— Start —

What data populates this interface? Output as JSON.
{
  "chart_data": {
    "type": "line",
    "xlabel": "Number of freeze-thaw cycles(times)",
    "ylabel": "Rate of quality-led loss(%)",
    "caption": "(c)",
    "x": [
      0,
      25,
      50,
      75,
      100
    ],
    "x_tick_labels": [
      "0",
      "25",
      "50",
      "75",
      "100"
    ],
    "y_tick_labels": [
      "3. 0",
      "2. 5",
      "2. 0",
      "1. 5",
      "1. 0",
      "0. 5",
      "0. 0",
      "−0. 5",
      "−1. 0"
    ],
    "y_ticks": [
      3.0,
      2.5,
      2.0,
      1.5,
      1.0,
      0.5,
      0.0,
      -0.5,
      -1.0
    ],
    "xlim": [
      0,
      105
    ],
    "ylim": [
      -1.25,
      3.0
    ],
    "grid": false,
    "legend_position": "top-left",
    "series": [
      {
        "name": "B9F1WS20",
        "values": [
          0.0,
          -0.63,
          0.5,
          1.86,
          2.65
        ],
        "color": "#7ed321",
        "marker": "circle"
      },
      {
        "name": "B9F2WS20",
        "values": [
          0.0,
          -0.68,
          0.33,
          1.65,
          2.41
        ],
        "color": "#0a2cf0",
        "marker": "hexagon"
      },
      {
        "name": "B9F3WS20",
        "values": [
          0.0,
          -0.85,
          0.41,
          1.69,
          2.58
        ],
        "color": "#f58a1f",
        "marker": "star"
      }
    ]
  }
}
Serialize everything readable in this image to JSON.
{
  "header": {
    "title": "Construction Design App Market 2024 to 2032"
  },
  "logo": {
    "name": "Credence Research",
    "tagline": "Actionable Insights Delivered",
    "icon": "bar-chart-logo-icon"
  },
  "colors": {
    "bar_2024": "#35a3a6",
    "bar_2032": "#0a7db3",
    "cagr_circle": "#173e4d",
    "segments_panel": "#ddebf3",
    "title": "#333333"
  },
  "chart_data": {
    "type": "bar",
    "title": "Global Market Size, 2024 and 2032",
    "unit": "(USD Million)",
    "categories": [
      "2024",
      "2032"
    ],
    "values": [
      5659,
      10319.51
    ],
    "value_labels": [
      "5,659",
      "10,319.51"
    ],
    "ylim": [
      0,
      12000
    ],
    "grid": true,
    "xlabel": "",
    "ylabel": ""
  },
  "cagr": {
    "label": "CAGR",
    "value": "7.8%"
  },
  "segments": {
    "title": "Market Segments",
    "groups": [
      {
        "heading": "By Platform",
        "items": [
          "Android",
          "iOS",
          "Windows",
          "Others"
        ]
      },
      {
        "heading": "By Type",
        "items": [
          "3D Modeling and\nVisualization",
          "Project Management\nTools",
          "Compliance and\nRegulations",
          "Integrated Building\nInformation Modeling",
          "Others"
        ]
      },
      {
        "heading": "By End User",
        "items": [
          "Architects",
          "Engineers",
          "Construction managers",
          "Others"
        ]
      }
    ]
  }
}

— End —

◆ REQUIRED WORK ◆
Search the data above for the string "marker" and copy each line that has it.

◆ COMPLETED EXERCISE ◆
        "marker": "circle"
        "marker": "hexagon"
        "marker": "star"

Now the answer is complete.